# Extracted data start

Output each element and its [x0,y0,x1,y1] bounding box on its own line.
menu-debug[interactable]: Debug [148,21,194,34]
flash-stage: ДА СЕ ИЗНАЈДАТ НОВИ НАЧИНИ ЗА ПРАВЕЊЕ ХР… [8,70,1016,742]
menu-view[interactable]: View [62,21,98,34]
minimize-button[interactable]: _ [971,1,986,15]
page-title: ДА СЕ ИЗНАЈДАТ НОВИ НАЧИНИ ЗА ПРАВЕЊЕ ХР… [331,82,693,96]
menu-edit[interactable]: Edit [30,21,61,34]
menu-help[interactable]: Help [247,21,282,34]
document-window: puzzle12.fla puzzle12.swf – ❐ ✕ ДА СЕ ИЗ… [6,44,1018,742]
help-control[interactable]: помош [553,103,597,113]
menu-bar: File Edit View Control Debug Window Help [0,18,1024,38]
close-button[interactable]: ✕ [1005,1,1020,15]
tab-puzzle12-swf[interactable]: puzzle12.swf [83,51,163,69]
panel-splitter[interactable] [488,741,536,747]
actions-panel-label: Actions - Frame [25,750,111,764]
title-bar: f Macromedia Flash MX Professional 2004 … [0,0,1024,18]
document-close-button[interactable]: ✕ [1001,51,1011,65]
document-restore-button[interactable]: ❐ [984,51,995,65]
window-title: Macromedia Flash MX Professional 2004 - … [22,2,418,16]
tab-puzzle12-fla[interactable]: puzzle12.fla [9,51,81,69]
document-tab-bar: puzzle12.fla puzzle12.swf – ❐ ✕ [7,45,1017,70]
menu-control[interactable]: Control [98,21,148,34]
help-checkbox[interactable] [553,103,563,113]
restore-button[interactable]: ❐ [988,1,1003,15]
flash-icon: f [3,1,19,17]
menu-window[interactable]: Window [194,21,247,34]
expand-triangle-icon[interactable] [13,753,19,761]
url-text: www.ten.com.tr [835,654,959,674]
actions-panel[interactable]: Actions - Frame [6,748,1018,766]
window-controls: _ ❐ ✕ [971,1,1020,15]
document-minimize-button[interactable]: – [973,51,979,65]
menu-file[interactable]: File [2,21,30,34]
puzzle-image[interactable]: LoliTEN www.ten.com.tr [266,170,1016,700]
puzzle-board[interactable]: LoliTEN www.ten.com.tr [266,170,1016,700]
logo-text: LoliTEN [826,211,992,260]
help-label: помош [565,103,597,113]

# Extracted data end

### Exercise details:
Reproduce every line of the stored entries above word for word, with nothing changed.

### Written answer:
Output each element and its [x0,y0,x1,y1] bounding box on its own line.
menu-debug[interactable]: Debug [148,21,194,34]
flash-stage: ДА СЕ ИЗНАЈДАТ НОВИ НАЧИНИ ЗА ПРАВЕЊЕ ХР… [8,70,1016,742]
menu-view[interactable]: View [62,21,98,34]
minimize-button[interactable]: _ [971,1,986,15]
page-title: ДА СЕ ИЗНАЈДАТ НОВИ НАЧИНИ ЗА ПРАВЕЊЕ ХР… [331,82,693,96]
menu-edit[interactable]: Edit [30,21,61,34]
menu-help[interactable]: Help [247,21,282,34]
document-window: puzzle12.fla puzzle12.swf – ❐ ✕ ДА СЕ ИЗ… [6,44,1018,742]
help-control[interactable]: помош [553,103,597,113]
menu-bar: File Edit View Control Debug Window Help [0,18,1024,38]
close-button[interactable]: ✕ [1005,1,1020,15]
tab-puzzle12-swf[interactable]: puzzle12.swf [83,51,163,69]
panel-splitter[interactable] [488,741,536,747]
actions-panel-label: Actions - Frame [25,750,111,764]
title-bar: f Macromedia Flash MX Professional 2004 … [0,0,1024,18]
document-close-button[interactable]: ✕ [1001,51,1011,65]
document-restore-button[interactable]: ❐ [984,51,995,65]
window-title: Macromedia Flash MX Professional 2004 - … [22,2,418,16]
tab-puzzle12-fla[interactable]: puzzle12.fla [9,51,81,69]
document-tab-bar: puzzle12.fla puzzle12.swf – ❐ ✕ [7,45,1017,70]
menu-control[interactable]: Control [98,21,148,34]
help-checkbox[interactable] [553,103,563,113]
restore-button[interactable]: ❐ [988,1,1003,15]
flash-icon: f [3,1,19,17]
menu-window[interactable]: Window [194,21,247,34]
expand-triangle-icon[interactable] [13,753,19,761]
url-text: www.ten.com.tr [835,654,959,674]
actions-panel[interactable]: Actions - Frame [6,748,1018,766]
window-controls: _ ❐ ✕ [971,1,1020,15]
document-minimize-button[interactable]: – [973,51,979,65]
menu-file[interactable]: File [2,21,30,34]
puzzle-image[interactable]: LoliTEN www.ten.com.tr [266,170,1016,700]
puzzle-board[interactable]: LoliTEN www.ten.com.tr [266,170,1016,700]
logo-text: LoliTEN [826,211,992,260]
help-label: помош [565,103,597,113]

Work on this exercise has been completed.